DESCRIPTION OF THE TASK
Sort through the data and copy the lines holding the word "value".

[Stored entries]
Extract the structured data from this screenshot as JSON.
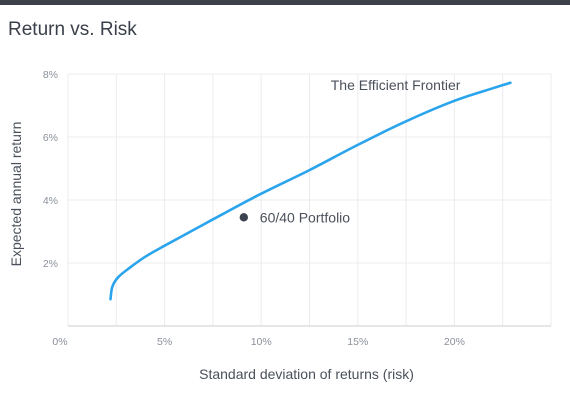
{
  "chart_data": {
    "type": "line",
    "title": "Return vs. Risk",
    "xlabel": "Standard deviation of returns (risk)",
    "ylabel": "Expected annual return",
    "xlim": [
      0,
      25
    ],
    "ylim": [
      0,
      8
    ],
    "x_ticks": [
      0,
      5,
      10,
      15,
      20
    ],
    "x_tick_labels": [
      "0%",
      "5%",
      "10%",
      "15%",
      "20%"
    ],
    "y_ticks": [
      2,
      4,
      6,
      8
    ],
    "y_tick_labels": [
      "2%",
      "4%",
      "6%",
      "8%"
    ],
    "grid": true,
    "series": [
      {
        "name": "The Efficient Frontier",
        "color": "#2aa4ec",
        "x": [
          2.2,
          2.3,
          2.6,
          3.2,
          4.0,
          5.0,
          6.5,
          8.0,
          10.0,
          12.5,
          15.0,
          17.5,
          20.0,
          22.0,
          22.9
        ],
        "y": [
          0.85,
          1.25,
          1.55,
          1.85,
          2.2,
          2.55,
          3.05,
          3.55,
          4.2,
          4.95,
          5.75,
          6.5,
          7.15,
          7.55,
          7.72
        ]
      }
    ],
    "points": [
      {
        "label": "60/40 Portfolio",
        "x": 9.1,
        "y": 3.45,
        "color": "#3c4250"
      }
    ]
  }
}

==

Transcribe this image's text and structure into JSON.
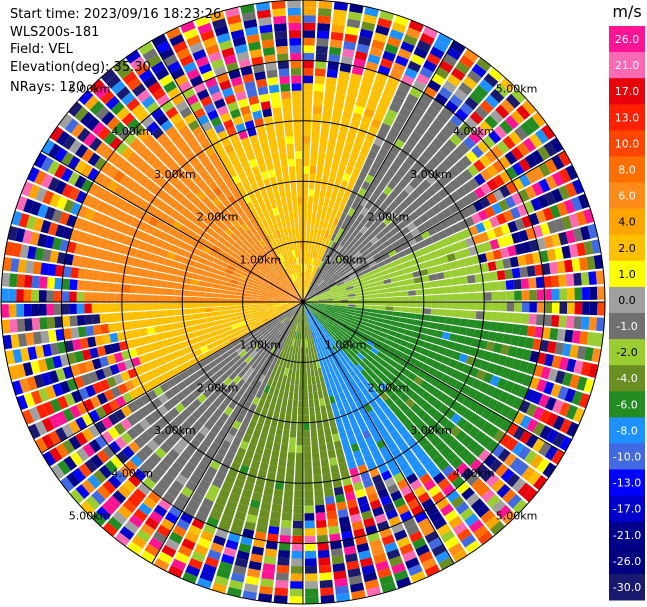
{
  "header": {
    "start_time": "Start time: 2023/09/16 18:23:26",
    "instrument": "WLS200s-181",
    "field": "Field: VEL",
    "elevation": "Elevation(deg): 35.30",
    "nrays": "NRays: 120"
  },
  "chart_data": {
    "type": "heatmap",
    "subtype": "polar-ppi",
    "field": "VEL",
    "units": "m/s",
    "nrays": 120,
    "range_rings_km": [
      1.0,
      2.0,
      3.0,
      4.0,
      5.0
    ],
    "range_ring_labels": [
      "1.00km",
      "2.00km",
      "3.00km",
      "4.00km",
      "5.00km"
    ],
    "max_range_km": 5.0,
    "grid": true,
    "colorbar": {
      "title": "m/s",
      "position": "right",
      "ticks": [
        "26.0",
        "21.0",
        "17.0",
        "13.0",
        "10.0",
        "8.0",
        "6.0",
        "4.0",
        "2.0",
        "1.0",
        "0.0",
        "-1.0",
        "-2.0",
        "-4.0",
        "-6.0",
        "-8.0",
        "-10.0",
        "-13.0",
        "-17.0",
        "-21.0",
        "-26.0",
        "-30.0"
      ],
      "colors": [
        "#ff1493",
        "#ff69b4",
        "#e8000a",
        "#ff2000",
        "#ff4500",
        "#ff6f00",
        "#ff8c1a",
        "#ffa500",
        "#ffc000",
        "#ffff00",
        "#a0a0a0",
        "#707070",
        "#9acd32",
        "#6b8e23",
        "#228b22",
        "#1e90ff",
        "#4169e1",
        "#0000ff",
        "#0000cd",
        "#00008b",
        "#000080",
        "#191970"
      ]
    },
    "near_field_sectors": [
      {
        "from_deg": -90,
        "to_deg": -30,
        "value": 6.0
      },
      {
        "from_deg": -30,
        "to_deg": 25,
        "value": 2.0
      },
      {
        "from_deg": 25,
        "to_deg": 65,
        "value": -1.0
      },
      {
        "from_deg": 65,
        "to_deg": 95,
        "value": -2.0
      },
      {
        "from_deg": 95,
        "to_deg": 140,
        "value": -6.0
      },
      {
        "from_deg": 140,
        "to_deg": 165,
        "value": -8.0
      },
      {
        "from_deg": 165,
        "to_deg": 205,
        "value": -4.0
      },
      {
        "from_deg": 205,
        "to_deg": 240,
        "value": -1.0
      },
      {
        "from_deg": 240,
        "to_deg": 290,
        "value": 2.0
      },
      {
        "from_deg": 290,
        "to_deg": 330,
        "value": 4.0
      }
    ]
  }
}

RESULT BELOW
        "value": 6.0
        "value": 2.0
        "value": -1.0
        "value": -2.0
        "value": -6.0
        "value": -8.0
        "value": -4.0
        "value": -1.0
        "value": 2.0
        "value": 4.0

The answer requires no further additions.